Saved entries:
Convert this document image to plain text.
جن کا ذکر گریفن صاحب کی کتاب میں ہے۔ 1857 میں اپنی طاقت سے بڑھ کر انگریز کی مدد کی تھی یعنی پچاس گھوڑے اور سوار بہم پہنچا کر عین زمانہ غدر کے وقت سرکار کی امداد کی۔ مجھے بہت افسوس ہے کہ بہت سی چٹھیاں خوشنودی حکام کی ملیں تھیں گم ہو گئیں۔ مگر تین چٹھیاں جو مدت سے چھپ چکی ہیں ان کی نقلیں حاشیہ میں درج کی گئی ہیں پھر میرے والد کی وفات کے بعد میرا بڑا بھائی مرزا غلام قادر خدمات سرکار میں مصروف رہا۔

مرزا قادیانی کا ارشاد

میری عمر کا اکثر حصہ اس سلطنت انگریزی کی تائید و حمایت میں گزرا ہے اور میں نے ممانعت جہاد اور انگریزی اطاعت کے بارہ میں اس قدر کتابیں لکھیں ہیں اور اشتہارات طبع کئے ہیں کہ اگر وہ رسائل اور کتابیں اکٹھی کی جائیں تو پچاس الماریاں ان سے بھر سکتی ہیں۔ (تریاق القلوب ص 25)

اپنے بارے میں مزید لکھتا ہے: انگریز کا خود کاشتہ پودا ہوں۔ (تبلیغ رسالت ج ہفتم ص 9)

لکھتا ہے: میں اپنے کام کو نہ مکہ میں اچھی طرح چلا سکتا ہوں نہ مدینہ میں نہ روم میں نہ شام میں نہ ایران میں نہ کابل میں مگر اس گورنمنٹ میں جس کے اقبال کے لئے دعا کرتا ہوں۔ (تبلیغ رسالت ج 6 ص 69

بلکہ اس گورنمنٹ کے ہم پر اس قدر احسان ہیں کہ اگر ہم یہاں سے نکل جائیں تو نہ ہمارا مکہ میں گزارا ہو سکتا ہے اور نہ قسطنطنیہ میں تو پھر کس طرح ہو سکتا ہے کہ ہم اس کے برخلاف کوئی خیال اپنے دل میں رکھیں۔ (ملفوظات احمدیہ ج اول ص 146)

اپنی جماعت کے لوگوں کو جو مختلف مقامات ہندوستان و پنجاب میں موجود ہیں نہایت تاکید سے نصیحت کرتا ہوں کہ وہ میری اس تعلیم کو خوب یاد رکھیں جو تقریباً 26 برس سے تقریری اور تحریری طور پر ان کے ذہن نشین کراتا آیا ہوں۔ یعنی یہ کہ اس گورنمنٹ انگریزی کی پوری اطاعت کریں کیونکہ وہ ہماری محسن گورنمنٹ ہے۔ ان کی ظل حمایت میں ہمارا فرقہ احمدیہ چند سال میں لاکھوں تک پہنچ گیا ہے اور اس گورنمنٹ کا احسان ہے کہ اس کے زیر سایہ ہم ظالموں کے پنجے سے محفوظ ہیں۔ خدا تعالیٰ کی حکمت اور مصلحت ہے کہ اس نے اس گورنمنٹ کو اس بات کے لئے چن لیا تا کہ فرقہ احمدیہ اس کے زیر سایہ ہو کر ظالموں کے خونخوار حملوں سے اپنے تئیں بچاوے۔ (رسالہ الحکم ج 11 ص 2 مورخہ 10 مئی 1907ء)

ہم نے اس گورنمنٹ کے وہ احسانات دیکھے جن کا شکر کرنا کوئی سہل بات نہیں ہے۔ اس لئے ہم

## REQUIREMENT
Repeat the listing in full, keeping every line exactly as it is.

## FULL RESPONSE
Convert this document image to plain text.
جن کا ذکر گریفن صاحب کی کتاب میں ہے۔ 1857 میں اپنی طاقت سے بڑھ کر انگریز کی مدد کی تھی یعنی پچاس گھوڑے اور سوار بہم پہنچا کر عین زمانہ غدر کے وقت سرکار کی امداد کی۔ مجھے بہت افسوس ہے کہ بہت سی چٹھیاں خوشنودی حکام کی ملیں تھیں گم ہو گئیں۔ مگر تین چٹھیاں جو مدت سے چھپ چکی ہیں ان کی نقلیں حاشیہ میں درج کی گئی ہیں پھر میرے والد کی وفات کے بعد میرا بڑا بھائی مرزا غلام قادر خدمات سرکار میں مصروف رہا۔

مرزا قادیانی کا ارشاد

میری عمر کا اکثر حصہ اس سلطنت انگریزی کی تائید و حمایت میں گزرا ہے اور میں نے ممانعت جہاد اور انگریزی اطاعت کے بارہ میں اس قدر کتابیں لکھیں ہیں اور اشتہارات طبع کئے ہیں کہ اگر وہ رسائل اور کتابیں اکٹھی کی جائیں تو پچاس الماریاں ان سے بھر سکتی ہیں۔ (تریاق القلوب ص 25)

اپنے بارے میں مزید لکھتا ہے: انگریز کا خود کاشتہ پودا ہوں۔ (تبلیغ رسالت ج ہفتم ص 9)

لکھتا ہے: میں اپنے کام کو نہ مکہ میں اچھی طرح چلا سکتا ہوں نہ مدینہ میں نہ روم میں نہ شام میں نہ ایران میں نہ کابل میں مگر اس گورنمنٹ میں جس کے اقبال کے لئے دعا کرتا ہوں۔ (تبلیغ رسالت ج 6 ص 69

بلکہ اس گورنمنٹ کے ہم پر اس قدر احسان ہیں کہ اگر ہم یہاں سے نکل جائیں تو نہ ہمارا مکہ میں گزارا ہو سکتا ہے اور نہ قسطنطنیہ میں تو پھر کس طرح ہو سکتا ہے کہ ہم اس کے برخلاف کوئی خیال اپنے دل میں رکھیں۔ (ملفوظات احمدیہ ج اول ص 146)

اپنی جماعت کے لوگوں کو جو مختلف مقامات ہندوستان و پنجاب میں موجود ہیں نہایت تاکید سے نصیحت کرتا ہوں کہ وہ میری اس تعلیم کو خوب یاد رکھیں جو تقریباً 26 برس سے تقریری اور تحریری طور پر ان کے ذہن نشین کراتا آیا ہوں۔ یعنی یہ کہ اس گورنمنٹ انگریزی کی پوری اطاعت کریں کیونکہ وہ ہماری محسن گورنمنٹ ہے۔ ان کی ظل حمایت میں ہمارا فرقہ احمدیہ چند سال میں لاکھوں تک پہنچ گیا ہے اور اس گورنمنٹ کا احسان ہے کہ اس کے زیر سایہ ہم ظالموں کے پنجے سے محفوظ ہیں۔ خدا تعالیٰ کی حکمت اور مصلحت ہے کہ اس نے اس گورنمنٹ کو اس بات کے لئے چن لیا تا کہ فرقہ احمدیہ اس کے زیر سایہ ہو کر ظالموں کے خونخوار حملوں سے اپنے تئیں بچاوے۔ (رسالہ الحکم ج 11 ص 2 مورخہ 10 مئی 1907ء)

ہم نے اس گورنمنٹ کے وہ احسانات دیکھے جن کا شکر کرنا کوئی سہل بات نہیں ہے۔ اس لئے ہم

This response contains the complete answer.